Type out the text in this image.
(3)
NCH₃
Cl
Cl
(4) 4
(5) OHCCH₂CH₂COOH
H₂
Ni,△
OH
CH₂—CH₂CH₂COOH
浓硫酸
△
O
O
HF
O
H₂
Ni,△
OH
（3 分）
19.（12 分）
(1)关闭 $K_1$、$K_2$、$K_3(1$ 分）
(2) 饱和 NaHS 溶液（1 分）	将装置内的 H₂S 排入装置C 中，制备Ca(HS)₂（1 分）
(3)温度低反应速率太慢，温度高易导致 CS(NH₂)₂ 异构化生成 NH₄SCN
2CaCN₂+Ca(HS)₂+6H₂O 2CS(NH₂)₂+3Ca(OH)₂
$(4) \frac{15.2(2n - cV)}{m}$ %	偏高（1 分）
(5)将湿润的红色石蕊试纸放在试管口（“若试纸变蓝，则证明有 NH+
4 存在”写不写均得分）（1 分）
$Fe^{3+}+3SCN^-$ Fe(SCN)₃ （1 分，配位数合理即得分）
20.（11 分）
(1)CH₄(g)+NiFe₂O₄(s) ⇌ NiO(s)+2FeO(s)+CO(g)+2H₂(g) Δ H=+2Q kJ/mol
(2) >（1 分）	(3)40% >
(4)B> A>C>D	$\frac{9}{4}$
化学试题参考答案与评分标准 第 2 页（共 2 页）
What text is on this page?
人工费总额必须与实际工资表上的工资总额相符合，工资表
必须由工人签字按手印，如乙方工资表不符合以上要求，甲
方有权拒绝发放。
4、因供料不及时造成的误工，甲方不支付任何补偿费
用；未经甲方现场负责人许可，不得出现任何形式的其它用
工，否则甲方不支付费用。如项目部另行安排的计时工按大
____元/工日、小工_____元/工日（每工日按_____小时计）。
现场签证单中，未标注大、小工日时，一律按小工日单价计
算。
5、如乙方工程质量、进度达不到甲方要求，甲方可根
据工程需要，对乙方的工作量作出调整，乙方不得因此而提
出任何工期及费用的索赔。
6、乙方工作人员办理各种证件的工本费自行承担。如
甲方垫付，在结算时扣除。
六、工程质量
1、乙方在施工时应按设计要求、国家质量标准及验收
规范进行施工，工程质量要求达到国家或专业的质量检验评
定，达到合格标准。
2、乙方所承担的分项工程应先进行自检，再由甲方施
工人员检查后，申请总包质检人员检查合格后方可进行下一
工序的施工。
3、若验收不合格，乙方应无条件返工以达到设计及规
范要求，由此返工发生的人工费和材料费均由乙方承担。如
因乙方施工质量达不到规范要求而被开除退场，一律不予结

Stated task:
Select every line in the records above that contains the word "this".

Result of the task:
Type out the text in this image.
What text is on this page?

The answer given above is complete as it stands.